== MATERIALS PROVIDED ==

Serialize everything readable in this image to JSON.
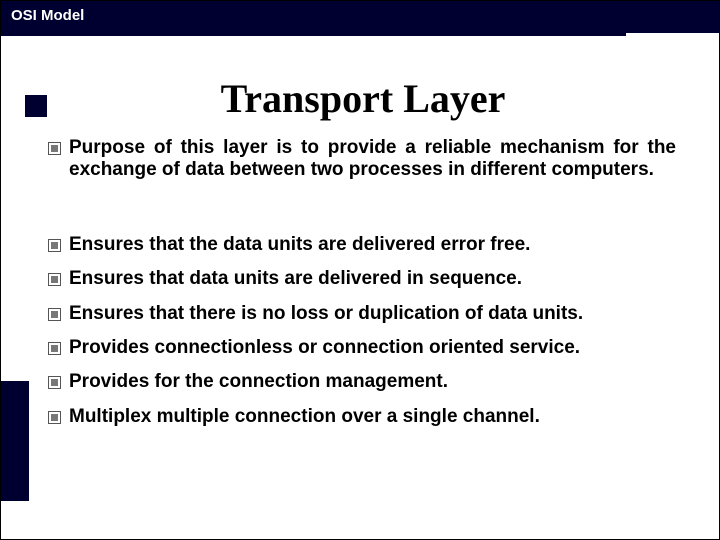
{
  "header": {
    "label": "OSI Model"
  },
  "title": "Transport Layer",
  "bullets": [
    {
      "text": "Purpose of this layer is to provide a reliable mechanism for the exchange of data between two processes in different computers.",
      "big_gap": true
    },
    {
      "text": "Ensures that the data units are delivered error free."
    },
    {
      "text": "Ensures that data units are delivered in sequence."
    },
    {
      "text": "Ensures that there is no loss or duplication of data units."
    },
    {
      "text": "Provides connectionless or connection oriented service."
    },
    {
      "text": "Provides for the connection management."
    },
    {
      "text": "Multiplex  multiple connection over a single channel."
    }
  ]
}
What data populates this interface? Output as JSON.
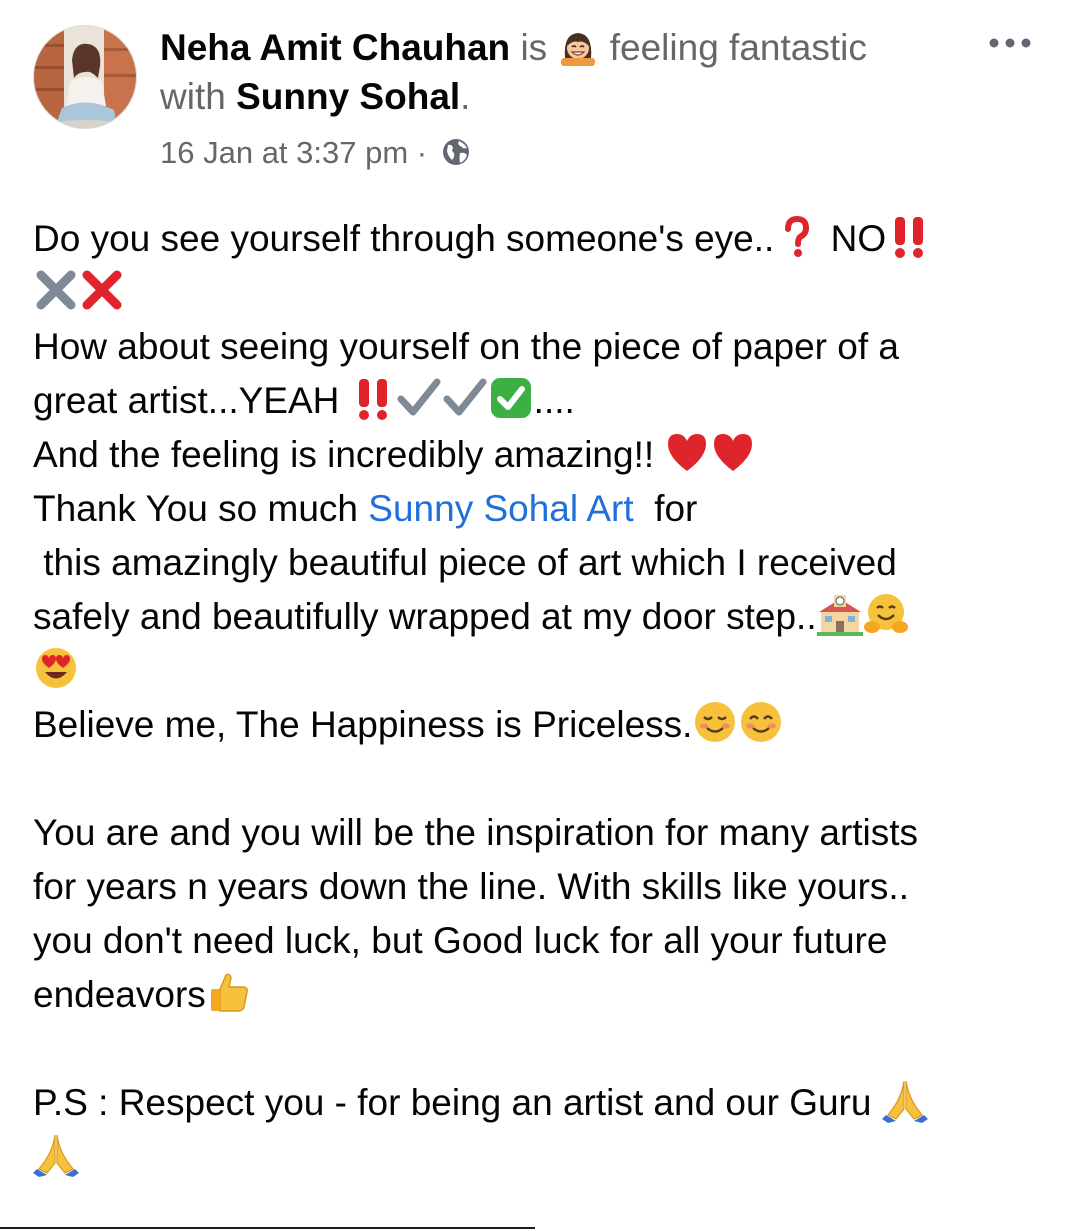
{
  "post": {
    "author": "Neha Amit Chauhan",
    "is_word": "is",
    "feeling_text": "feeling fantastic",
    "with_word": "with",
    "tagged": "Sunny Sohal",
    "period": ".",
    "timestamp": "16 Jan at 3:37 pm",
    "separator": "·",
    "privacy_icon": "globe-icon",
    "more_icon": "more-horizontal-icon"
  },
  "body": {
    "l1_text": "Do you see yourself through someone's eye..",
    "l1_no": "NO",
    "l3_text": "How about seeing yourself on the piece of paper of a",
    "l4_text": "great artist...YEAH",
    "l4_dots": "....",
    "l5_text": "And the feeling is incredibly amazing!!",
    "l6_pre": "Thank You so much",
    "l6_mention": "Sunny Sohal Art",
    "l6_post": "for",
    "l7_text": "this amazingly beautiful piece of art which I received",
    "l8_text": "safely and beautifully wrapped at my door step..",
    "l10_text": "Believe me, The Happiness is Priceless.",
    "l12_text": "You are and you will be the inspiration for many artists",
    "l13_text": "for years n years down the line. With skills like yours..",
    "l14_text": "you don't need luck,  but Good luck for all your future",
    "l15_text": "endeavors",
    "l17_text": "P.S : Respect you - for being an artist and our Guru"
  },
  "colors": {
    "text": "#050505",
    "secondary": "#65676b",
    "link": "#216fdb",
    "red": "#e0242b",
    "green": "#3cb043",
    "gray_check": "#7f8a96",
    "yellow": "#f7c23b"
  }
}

===

§ TASK DESCRIPTION
Copy the records exactly. Skip the pictures.

§ OUTPUT OF THE EXERCISE
Serialize everything readable in this image to JSON.
{
  "header": {
    "label": "OSI Model"
  },
  "title": "Transport Layer",
  "bullets": [
    {
      "text": "Purpose of this layer is to provide a reliable mechanism for the exchange of data between two processes in different computers.",
      "big_gap": true
    },
    {
      "text": "Ensures that the data units are delivered error free."
    },
    {
      "text": "Ensures that data units are delivered in sequence."
    },
    {
      "text": "Ensures that there is no loss or duplication of data units."
    },
    {
      "text": "Provides connectionless or connection oriented service."
    },
    {
      "text": "Provides for the connection management."
    },
    {
      "text": "Multiplex  multiple connection over a single channel."
    }
  ]
}
What data populates this interface? Output as JSON.
{
  "post": {
    "author": "Neha Amit Chauhan",
    "is_word": "is",
    "feeling_text": "feeling fantastic",
    "with_word": "with",
    "tagged": "Sunny Sohal",
    "period": ".",
    "timestamp": "16 Jan at 3:37 pm",
    "separator": "·",
    "privacy_icon": "globe-icon",
    "more_icon": "more-horizontal-icon"
  },
  "body": {
    "l1_text": "Do you see yourself through someone's eye..",
    "l1_no": "NO",
    "l3_text": "How about seeing yourself on the piece of paper of a",
    "l4_text": "great artist...YEAH",
    "l4_dots": "....",
    "l5_text": "And the feeling is incredibly amazing!!",
    "l6_pre": "Thank You so much",
    "l6_mention": "Sunny Sohal Art",
    "l6_post": "for",
    "l7_text": "this amazingly beautiful piece of art which I received",
    "l8_text": "safely and beautifully wrapped at my door step..",
    "l10_text": "Believe me, The Happiness is Priceless.",
    "l12_text": "You are and you will be the inspiration for many artists",
    "l13_text": "for years n years down the line. With skills like yours..",
    "l14_text": "you don't need luck,  but Good luck for all your future",
    "l15_text": "endeavors",
    "l17_text": "P.S : Respect you - for being an artist and our Guru"
  },
  "colors": {
    "text": "#050505",
    "secondary": "#65676b",
    "link": "#216fdb",
    "red": "#e0242b",
    "green": "#3cb043",
    "gray_check": "#7f8a96",
    "yellow": "#f7c23b"
  }
}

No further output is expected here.